Dataset items:
►

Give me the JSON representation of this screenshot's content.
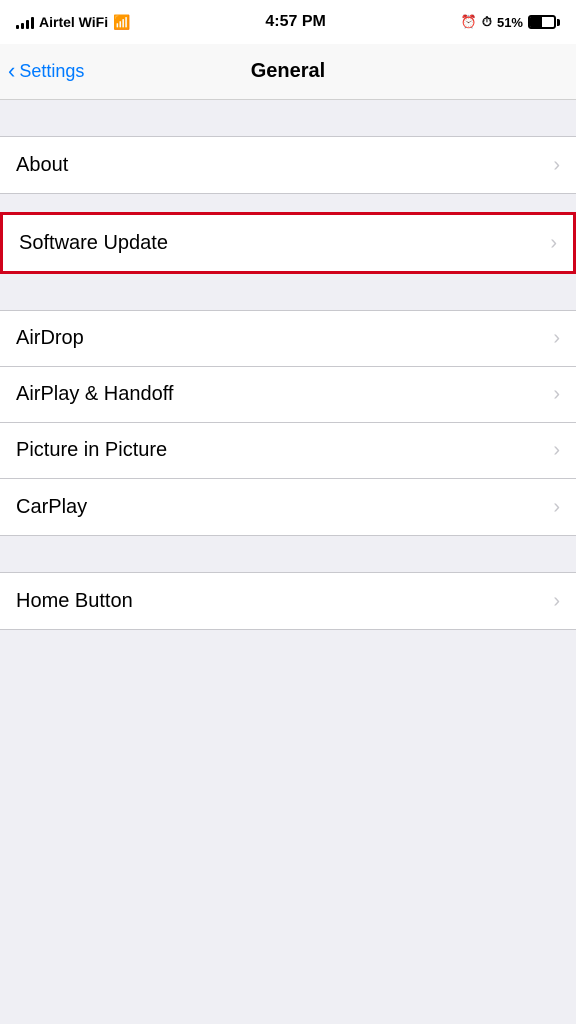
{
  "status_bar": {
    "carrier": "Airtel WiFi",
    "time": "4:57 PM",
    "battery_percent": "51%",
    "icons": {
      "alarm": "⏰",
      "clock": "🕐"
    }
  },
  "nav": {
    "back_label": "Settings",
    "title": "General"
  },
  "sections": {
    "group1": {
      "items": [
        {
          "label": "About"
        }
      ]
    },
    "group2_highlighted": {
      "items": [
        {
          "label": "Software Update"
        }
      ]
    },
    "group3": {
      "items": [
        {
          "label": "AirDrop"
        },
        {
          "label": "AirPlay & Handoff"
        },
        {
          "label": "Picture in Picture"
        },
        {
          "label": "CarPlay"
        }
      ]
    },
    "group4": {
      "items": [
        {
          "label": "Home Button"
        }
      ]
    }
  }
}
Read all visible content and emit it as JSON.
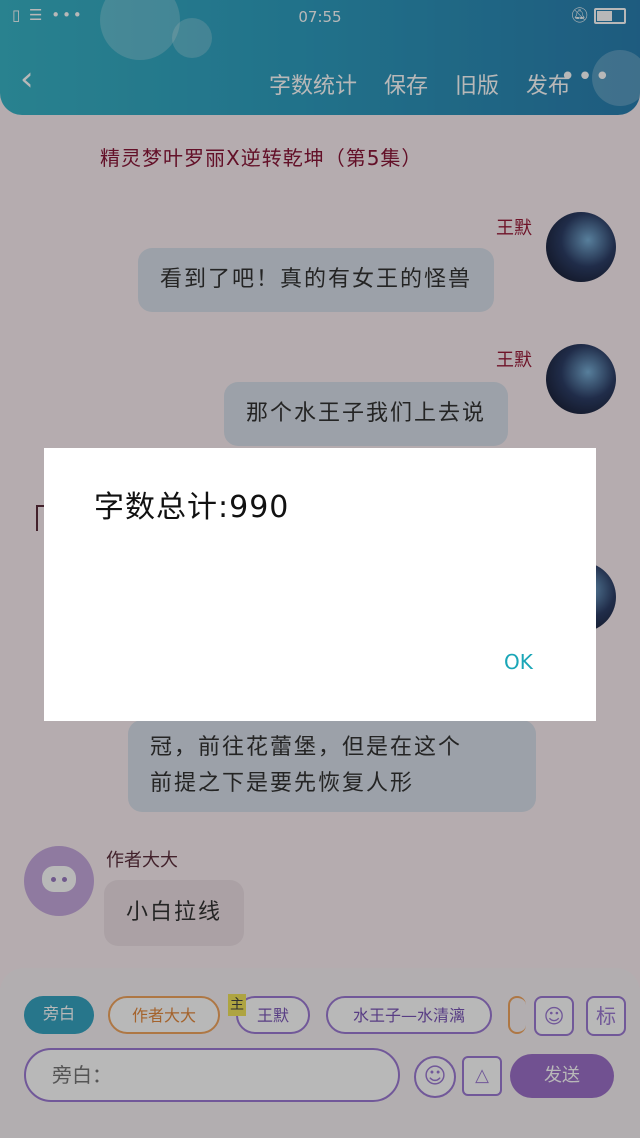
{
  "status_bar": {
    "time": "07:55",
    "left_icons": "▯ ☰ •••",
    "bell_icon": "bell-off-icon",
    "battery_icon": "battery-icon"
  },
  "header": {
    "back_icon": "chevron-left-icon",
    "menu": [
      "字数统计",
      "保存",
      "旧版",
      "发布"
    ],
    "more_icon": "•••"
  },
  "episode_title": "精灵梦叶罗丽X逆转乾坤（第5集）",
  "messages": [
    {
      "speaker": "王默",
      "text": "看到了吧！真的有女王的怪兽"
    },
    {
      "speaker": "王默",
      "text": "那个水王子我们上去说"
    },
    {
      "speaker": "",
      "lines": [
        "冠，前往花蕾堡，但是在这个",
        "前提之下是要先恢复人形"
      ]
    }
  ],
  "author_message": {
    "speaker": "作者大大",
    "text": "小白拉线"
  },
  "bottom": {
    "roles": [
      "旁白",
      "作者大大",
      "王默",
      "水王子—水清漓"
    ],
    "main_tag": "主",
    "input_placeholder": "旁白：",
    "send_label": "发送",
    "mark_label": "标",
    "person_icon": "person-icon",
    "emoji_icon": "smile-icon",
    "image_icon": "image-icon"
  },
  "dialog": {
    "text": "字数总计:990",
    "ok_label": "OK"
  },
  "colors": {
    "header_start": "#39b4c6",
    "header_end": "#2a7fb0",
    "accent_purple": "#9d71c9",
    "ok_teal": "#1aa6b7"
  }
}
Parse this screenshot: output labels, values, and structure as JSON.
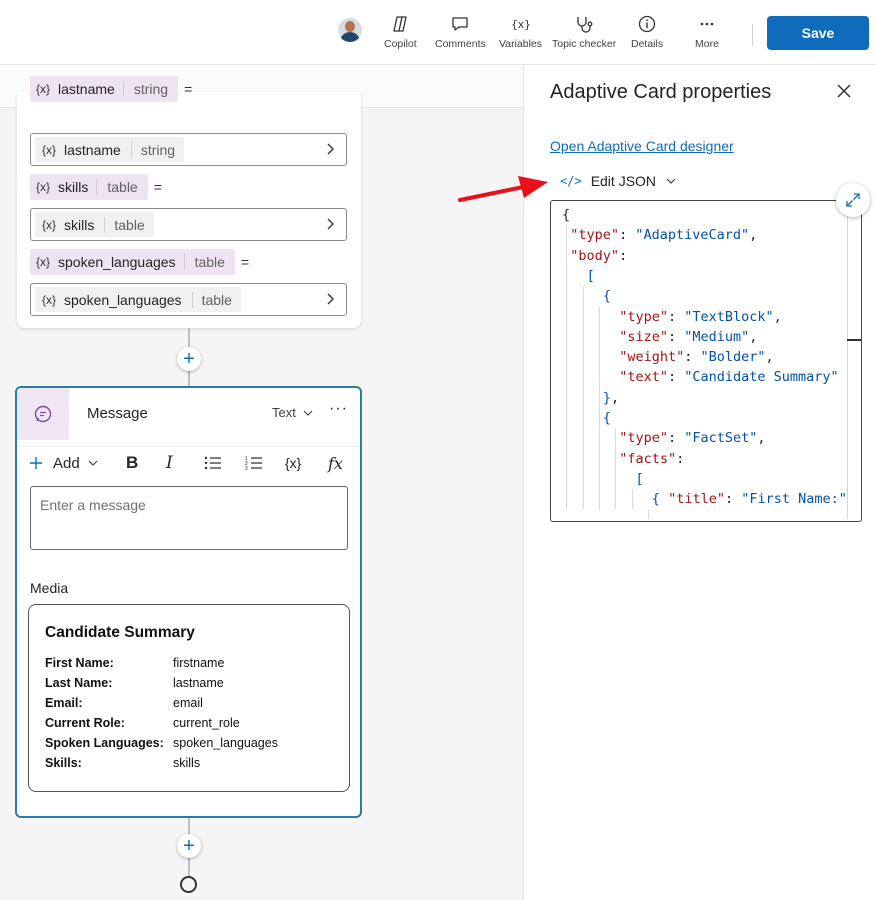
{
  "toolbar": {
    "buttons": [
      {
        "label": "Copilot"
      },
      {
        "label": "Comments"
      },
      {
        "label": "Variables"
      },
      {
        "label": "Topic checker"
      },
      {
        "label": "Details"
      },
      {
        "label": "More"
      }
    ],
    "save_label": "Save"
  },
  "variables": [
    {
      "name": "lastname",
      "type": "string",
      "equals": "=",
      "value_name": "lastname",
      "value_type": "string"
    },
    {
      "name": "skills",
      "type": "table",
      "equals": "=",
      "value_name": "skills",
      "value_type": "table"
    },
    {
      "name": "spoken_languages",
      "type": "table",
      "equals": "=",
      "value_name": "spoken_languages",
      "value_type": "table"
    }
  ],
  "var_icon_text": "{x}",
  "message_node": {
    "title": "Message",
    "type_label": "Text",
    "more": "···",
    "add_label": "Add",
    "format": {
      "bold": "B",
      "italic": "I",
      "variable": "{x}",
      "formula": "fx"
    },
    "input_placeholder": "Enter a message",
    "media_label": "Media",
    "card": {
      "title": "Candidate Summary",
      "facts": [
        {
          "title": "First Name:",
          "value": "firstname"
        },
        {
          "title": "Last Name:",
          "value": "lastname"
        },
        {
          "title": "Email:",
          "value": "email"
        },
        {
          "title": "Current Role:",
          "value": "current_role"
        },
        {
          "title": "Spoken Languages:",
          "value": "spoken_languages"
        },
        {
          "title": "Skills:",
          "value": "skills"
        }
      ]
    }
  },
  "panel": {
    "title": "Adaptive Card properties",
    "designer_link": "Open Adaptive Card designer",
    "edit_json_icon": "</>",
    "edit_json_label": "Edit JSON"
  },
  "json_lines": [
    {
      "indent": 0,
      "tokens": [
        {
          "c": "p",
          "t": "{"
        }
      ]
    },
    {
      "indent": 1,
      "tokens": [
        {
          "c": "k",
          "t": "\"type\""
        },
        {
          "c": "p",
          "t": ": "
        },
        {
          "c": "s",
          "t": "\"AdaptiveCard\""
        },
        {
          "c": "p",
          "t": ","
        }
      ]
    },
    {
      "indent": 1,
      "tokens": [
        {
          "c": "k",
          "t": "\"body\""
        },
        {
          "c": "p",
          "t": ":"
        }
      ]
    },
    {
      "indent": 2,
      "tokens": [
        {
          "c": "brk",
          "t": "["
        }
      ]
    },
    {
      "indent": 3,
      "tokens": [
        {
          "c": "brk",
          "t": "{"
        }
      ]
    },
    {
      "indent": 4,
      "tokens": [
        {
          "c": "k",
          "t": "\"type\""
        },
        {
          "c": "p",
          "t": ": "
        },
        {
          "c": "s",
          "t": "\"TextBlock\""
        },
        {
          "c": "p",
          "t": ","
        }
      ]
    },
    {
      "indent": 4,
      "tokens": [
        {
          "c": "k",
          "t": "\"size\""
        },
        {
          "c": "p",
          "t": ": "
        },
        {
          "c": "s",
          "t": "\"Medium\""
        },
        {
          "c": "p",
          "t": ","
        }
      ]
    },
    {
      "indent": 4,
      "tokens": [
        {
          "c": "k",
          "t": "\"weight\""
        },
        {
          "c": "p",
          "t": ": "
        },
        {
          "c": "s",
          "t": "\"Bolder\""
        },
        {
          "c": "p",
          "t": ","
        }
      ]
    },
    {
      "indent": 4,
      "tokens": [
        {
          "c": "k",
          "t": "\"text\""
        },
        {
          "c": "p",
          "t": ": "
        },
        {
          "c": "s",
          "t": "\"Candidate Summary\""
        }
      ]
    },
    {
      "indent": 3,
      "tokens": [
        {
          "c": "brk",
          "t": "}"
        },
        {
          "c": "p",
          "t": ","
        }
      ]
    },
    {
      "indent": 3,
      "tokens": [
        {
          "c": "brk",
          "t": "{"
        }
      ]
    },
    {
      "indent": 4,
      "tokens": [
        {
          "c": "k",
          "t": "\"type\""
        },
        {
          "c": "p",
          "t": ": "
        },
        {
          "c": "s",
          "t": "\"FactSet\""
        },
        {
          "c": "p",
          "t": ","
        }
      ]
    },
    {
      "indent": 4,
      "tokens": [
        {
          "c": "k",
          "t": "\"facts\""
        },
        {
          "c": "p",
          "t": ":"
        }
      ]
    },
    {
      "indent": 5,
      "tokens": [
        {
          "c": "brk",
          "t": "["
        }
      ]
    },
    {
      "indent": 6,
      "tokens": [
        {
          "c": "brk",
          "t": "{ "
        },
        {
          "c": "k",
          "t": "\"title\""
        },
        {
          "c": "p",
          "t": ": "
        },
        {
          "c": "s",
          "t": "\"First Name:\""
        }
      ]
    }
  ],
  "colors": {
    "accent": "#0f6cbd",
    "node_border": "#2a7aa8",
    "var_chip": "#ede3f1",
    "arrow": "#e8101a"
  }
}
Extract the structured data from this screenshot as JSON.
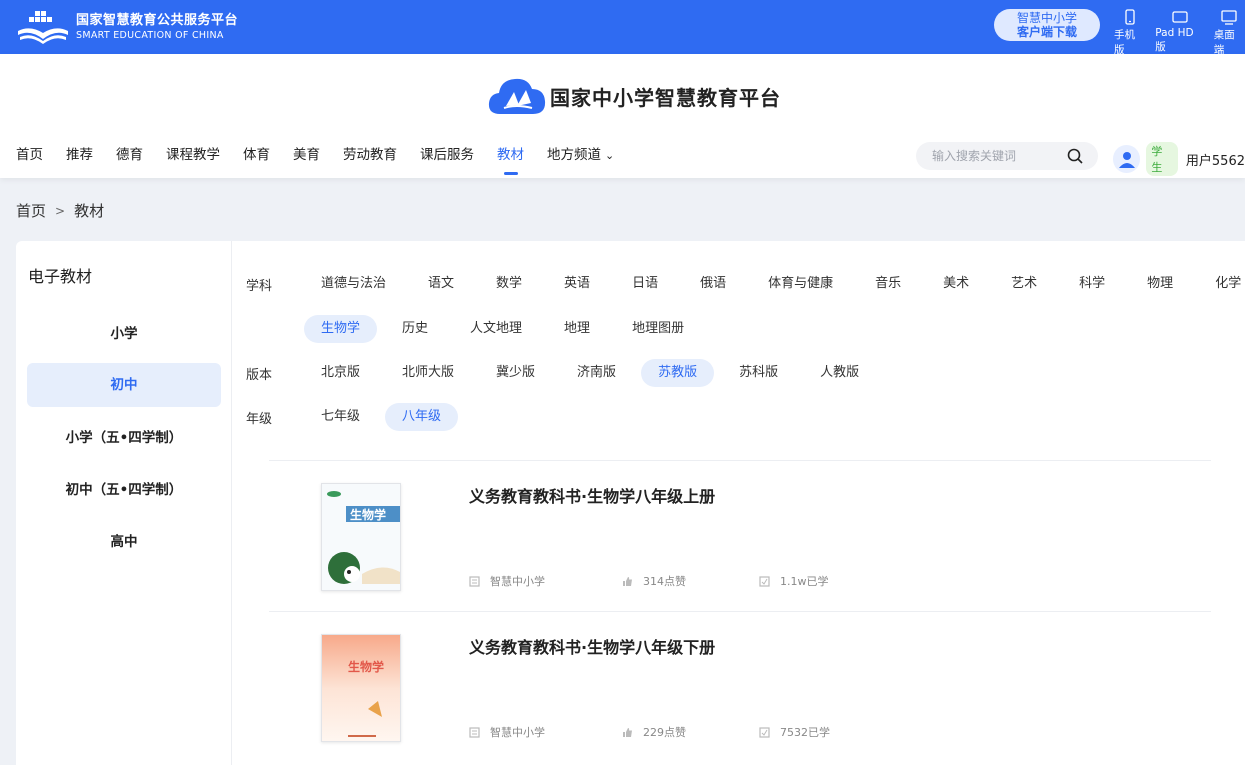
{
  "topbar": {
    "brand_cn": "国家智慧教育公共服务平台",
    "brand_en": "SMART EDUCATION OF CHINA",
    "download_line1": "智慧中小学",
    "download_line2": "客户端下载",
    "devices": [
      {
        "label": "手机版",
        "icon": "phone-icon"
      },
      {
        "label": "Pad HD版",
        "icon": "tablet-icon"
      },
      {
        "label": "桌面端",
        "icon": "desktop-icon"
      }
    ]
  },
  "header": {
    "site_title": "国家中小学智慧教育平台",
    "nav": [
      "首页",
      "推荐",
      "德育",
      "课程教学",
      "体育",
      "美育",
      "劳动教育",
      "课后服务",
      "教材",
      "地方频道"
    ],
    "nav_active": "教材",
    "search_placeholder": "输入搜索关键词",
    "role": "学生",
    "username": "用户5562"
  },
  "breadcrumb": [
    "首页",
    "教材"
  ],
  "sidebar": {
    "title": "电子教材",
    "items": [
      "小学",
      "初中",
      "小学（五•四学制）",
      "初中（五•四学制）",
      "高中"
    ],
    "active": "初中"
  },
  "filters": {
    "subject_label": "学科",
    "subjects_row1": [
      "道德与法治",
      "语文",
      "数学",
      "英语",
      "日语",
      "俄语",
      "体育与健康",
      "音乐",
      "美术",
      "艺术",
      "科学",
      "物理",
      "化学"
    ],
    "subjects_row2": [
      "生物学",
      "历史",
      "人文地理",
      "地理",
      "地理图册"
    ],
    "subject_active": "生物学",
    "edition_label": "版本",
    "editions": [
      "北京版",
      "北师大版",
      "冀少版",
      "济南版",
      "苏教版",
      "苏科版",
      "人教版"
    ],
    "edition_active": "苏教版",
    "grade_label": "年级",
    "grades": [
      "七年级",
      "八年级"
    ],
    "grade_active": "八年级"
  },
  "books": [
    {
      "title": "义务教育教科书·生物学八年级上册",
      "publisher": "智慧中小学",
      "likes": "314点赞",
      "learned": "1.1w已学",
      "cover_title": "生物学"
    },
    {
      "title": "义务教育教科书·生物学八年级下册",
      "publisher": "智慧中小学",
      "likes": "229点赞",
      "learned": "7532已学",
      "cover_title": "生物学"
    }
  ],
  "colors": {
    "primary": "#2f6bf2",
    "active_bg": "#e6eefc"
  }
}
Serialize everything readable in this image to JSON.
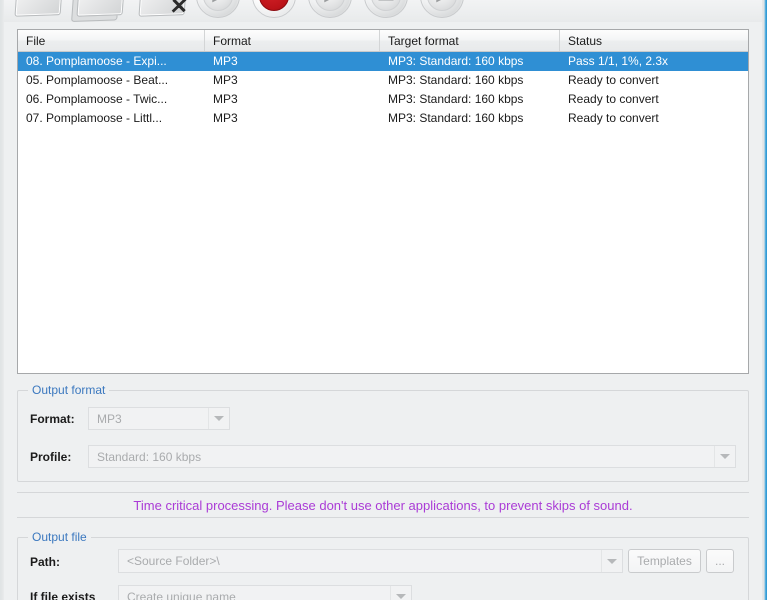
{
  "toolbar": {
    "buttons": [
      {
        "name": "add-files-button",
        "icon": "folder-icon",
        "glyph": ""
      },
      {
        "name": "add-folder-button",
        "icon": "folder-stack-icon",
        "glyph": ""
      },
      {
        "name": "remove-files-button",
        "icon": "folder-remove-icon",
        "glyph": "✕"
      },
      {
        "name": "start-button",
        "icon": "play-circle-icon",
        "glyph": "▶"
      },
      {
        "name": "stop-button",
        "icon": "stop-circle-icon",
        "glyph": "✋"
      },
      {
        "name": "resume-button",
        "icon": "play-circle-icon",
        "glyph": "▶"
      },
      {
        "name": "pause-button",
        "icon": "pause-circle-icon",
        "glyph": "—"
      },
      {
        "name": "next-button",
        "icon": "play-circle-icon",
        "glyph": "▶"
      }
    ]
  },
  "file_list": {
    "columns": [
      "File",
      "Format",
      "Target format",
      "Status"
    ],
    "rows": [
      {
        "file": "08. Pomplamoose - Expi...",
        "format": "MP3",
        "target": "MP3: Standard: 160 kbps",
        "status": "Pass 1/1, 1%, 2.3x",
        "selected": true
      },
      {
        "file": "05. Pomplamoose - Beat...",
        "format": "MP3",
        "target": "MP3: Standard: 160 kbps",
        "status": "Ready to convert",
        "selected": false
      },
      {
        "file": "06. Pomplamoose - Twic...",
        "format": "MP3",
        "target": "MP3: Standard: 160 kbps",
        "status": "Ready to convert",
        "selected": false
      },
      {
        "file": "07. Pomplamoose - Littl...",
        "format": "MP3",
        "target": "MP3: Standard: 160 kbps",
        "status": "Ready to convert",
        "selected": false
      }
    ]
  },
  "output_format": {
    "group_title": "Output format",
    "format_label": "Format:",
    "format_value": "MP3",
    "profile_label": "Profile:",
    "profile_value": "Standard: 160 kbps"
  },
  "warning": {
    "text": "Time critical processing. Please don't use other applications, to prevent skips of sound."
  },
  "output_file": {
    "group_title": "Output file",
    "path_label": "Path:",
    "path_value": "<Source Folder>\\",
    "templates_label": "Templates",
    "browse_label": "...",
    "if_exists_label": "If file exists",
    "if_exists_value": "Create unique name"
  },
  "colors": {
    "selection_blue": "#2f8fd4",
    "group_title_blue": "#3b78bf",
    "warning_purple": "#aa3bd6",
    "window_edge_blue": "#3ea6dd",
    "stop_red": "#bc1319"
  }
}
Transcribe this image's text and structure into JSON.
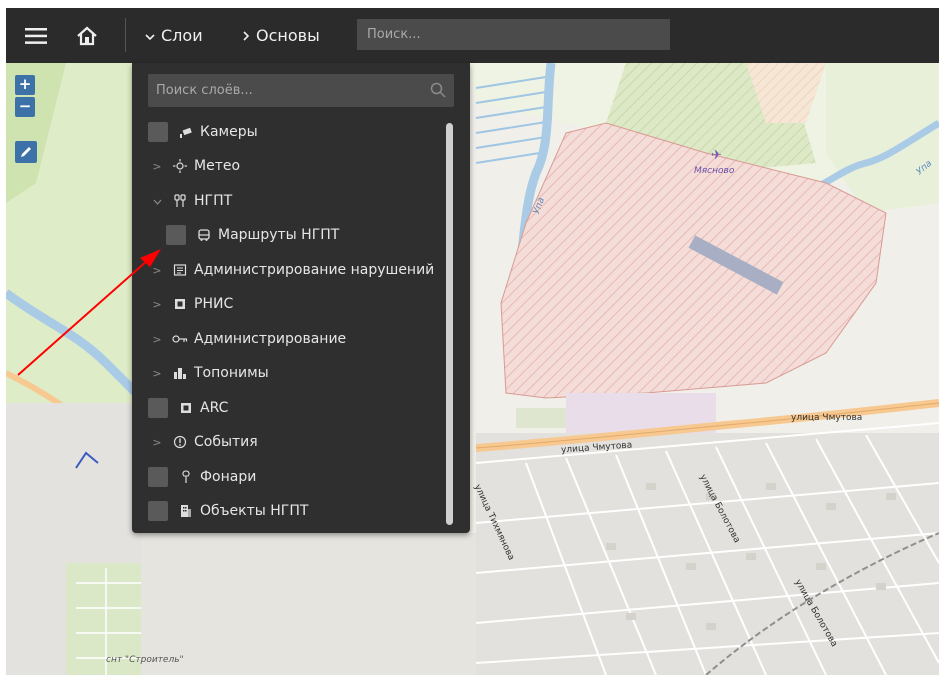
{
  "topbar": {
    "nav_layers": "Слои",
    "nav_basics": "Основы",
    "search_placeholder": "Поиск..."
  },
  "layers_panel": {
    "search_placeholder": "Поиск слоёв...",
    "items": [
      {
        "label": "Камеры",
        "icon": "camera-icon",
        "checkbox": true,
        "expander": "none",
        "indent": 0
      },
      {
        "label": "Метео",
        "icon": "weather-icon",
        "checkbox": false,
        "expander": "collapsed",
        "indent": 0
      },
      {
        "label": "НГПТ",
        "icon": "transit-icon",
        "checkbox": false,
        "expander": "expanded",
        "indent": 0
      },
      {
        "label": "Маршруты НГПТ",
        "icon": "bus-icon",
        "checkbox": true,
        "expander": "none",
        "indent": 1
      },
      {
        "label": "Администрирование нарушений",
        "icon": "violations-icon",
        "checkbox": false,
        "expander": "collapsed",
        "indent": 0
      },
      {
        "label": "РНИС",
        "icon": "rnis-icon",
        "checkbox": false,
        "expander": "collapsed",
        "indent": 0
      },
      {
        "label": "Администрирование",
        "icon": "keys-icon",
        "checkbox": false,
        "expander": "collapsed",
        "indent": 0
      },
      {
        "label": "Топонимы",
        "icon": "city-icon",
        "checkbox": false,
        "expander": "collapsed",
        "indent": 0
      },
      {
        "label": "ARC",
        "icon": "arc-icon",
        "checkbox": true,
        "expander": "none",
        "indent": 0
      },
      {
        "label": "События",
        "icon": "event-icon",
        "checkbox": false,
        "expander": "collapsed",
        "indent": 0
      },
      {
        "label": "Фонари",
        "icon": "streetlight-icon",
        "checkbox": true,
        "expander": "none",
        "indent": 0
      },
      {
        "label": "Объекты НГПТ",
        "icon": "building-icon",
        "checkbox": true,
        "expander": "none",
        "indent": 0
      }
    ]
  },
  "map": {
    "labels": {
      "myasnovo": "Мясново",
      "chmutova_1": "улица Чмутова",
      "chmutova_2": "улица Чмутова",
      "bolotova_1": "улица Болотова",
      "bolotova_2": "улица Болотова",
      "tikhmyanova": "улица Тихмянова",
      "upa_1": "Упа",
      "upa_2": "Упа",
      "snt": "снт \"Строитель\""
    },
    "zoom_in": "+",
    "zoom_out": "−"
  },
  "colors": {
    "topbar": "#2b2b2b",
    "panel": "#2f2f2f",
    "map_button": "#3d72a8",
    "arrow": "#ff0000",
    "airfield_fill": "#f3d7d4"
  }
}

◄

• Work required
Some lines of the data may hold the word "lastname". Say how many do, with nothing else.

• Written answer
3